Source data

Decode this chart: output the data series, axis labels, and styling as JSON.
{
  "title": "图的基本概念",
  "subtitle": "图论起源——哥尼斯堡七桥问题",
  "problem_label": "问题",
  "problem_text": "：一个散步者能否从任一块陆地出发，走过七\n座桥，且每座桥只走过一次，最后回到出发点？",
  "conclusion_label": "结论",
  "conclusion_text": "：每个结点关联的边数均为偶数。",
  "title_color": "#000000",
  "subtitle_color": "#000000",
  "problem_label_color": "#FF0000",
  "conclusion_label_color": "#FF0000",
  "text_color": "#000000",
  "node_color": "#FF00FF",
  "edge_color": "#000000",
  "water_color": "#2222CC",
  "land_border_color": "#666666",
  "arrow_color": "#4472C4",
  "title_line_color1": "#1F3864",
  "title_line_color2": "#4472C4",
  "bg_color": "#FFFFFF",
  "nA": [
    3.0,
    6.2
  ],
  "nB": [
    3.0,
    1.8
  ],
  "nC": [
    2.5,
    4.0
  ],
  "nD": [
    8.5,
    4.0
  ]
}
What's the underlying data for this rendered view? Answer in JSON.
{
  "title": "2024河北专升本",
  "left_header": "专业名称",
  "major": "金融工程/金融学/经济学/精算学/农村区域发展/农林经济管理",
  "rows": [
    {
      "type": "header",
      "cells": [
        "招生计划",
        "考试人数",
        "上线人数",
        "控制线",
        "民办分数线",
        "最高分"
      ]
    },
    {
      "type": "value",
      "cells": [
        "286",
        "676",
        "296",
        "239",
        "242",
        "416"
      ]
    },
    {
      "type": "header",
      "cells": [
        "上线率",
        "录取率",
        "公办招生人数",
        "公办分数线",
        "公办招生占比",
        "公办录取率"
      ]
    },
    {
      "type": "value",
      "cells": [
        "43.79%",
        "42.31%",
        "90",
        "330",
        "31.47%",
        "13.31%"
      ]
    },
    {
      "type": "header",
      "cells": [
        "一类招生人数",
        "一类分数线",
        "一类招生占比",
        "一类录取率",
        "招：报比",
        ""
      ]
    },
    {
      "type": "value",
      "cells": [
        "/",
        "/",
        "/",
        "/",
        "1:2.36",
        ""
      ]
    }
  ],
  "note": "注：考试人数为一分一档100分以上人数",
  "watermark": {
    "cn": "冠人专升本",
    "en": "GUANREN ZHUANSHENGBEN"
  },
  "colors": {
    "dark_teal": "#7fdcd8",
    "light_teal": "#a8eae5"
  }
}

Task prompt
Repeat every record exactly as written, please.

Response to the task
Decode this chart: output the data series, axis labels, and styling as JSON.
{
  "title": "图的基本概念",
  "subtitle": "图论起源——哥尼斯堡七桥问题",
  "problem_label": "问题",
  "problem_text": "：一个散步者能否从任一块陆地出发，走过七\n座桥，且每座桥只走过一次，最后回到出发点？",
  "conclusion_label": "结论",
  "conclusion_text": "：每个结点关联的边数均为偶数。",
  "title_color": "#000000",
  "subtitle_color": "#000000",
  "problem_label_color": "#FF0000",
  "conclusion_label_color": "#FF0000",
  "text_color": "#000000",
  "node_color": "#FF00FF",
  "edge_color": "#000000",
  "water_color": "#2222CC",
  "land_border_color": "#666666",
  "arrow_color": "#4472C4",
  "title_line_color1": "#1F3864",
  "title_line_color2": "#4472C4",
  "bg_color": "#FFFFFF",
  "nA": [
    3.0,
    6.2
  ],
  "nB": [
    3.0,
    1.8
  ],
  "nC": [
    2.5,
    4.0
  ],
  "nD": [
    8.5,
    4.0
  ]
}
What's the underlying data for this rendered view? Answer in JSON.
{
  "title": "2024河北专升本",
  "left_header": "专业名称",
  "major": "金融工程/金融学/经济学/精算学/农村区域发展/农林经济管理",
  "rows": [
    {
      "type": "header",
      "cells": [
        "招生计划",
        "考试人数",
        "上线人数",
        "控制线",
        "民办分数线",
        "最高分"
      ]
    },
    {
      "type": "value",
      "cells": [
        "286",
        "676",
        "296",
        "239",
        "242",
        "416"
      ]
    },
    {
      "type": "header",
      "cells": [
        "上线率",
        "录取率",
        "公办招生人数",
        "公办分数线",
        "公办招生占比",
        "公办录取率"
      ]
    },
    {
      "type": "value",
      "cells": [
        "43.79%",
        "42.31%",
        "90",
        "330",
        "31.47%",
        "13.31%"
      ]
    },
    {
      "type": "header",
      "cells": [
        "一类招生人数",
        "一类分数线",
        "一类招生占比",
        "一类录取率",
        "招：报比",
        ""
      ]
    },
    {
      "type": "value",
      "cells": [
        "/",
        "/",
        "/",
        "/",
        "1:2.36",
        ""
      ]
    }
  ],
  "note": "注：考试人数为一分一档100分以上人数",
  "watermark": {
    "cn": "冠人专升本",
    "en": "GUANREN ZHUANSHENGBEN"
  },
  "colors": {
    "dark_teal": "#7fdcd8",
    "light_teal": "#a8eae5"
  }
}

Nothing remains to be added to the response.